#### [Objective]
Which lines in the records below contain the word "поверхностей"? Copy each one out.

(Data entries)
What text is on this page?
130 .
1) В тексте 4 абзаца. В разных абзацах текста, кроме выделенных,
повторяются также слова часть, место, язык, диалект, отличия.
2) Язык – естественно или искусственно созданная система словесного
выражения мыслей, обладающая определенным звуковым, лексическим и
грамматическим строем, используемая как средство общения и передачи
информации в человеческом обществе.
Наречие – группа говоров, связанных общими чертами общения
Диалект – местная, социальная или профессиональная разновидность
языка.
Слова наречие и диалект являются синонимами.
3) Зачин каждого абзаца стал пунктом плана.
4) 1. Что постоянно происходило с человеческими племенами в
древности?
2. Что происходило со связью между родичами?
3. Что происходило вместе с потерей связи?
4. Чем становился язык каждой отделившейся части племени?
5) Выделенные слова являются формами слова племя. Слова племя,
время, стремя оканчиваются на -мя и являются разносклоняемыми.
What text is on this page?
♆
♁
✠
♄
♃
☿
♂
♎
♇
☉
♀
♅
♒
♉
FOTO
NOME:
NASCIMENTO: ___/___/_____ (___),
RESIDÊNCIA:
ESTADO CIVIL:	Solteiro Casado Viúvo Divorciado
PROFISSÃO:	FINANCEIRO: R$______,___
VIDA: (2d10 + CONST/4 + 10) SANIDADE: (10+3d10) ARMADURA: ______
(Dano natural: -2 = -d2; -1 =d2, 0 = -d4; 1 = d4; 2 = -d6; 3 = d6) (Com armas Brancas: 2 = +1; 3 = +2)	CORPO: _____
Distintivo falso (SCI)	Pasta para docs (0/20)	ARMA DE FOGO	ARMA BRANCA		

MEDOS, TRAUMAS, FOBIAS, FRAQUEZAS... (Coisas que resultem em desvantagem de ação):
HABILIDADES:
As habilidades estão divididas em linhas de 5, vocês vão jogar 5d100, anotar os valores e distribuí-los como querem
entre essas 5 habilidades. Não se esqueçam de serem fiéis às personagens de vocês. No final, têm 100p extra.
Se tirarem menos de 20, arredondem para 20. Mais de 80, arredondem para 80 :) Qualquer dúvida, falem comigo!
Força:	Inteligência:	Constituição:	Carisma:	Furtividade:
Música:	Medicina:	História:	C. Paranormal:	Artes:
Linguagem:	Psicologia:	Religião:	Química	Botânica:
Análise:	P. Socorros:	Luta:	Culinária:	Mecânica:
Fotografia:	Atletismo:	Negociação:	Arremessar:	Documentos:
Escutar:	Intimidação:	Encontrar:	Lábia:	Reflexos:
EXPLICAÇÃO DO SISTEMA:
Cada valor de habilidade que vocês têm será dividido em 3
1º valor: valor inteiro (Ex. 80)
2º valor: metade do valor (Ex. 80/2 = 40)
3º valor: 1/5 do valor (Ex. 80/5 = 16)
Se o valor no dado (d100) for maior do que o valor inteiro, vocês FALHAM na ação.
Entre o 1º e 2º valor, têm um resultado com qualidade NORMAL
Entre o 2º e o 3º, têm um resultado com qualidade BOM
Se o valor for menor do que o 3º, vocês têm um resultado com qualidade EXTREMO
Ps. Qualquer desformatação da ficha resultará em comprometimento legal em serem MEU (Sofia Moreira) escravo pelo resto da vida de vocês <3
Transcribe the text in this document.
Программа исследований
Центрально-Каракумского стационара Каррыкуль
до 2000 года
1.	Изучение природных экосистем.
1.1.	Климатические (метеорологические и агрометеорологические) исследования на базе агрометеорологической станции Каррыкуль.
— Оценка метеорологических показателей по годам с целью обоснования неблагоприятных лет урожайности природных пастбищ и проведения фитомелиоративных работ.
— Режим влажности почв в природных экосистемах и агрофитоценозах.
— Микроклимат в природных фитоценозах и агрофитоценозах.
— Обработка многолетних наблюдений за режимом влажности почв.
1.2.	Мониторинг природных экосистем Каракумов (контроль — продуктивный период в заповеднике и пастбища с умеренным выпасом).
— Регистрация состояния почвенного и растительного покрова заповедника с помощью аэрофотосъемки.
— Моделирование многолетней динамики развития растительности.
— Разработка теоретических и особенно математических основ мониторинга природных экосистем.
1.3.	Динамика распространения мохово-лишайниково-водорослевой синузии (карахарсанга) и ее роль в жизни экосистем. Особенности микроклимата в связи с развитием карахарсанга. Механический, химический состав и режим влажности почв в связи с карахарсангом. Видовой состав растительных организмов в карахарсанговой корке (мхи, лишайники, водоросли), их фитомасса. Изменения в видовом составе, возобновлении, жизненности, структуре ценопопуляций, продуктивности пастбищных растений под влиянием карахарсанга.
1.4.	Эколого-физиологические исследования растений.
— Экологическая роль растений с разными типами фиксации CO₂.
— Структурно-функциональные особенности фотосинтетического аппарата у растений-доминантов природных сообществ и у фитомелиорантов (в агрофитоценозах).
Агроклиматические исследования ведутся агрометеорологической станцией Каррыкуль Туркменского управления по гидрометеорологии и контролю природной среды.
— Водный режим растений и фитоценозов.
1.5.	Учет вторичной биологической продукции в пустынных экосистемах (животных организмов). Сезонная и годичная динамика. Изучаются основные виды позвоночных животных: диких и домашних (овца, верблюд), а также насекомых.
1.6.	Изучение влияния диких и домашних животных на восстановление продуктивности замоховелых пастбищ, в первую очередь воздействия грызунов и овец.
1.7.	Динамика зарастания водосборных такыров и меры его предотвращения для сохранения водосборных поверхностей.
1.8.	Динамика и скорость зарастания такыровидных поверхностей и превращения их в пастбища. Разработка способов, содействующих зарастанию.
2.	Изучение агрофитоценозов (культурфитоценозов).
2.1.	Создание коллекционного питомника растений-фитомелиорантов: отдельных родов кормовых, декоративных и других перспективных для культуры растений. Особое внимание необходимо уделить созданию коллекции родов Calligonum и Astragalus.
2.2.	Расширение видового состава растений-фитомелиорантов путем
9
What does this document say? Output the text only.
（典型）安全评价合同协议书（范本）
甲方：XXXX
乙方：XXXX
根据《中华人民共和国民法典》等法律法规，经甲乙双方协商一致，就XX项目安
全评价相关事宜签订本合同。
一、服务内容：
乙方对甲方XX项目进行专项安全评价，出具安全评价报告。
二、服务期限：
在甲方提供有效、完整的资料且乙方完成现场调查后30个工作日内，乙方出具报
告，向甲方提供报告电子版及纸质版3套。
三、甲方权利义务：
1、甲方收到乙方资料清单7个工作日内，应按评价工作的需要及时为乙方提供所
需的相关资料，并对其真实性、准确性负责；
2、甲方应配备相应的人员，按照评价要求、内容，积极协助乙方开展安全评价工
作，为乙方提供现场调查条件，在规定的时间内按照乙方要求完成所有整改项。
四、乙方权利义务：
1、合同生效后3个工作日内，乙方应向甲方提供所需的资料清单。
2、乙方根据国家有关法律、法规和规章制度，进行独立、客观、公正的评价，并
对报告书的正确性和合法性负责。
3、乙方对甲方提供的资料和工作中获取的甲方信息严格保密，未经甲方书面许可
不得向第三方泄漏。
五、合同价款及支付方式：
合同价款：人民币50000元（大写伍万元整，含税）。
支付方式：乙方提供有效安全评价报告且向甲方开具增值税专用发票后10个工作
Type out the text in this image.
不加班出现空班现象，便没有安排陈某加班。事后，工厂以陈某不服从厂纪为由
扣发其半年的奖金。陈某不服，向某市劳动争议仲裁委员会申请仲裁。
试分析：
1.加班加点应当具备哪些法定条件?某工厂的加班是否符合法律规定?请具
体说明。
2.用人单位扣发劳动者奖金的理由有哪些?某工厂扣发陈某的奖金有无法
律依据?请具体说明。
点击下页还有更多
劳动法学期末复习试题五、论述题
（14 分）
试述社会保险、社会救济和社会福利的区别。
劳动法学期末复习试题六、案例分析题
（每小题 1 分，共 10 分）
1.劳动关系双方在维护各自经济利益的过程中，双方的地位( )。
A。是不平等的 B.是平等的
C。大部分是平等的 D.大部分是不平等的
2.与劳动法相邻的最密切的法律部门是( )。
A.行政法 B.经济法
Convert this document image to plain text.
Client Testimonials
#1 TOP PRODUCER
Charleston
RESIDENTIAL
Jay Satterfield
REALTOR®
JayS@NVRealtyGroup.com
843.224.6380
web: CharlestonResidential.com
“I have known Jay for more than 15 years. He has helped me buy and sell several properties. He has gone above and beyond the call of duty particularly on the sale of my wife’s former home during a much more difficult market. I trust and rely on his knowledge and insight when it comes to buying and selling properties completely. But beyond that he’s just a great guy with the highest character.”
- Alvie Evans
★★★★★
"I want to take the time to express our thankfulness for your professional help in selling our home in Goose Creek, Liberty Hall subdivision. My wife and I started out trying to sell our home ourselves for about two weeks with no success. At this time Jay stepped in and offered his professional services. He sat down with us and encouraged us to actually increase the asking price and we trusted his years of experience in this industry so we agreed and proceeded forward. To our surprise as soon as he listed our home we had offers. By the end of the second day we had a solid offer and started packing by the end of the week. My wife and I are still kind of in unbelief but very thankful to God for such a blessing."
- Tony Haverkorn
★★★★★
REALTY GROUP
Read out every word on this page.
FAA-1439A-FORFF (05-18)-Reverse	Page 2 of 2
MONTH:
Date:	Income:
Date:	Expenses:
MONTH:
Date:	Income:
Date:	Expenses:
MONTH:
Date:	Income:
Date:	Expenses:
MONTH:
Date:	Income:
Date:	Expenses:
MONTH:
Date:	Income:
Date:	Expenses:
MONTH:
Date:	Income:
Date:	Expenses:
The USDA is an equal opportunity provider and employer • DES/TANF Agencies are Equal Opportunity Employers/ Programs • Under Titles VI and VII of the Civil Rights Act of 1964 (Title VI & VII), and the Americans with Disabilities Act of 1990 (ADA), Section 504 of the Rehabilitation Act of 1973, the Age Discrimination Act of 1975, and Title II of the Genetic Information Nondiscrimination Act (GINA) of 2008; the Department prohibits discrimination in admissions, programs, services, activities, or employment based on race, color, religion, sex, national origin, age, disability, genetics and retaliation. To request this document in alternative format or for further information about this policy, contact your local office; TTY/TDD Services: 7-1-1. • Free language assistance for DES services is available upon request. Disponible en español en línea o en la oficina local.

#### [Response to this task]
1.7.	Динамика зарастания водосборных такыров и меры его предотвращения для сохранения водосборных поверхностей.
1.8.	Динамика и скорость зарастания такыровидных поверхностей и превращения их в пастбища. Разработка способов, содействующих зарастанию.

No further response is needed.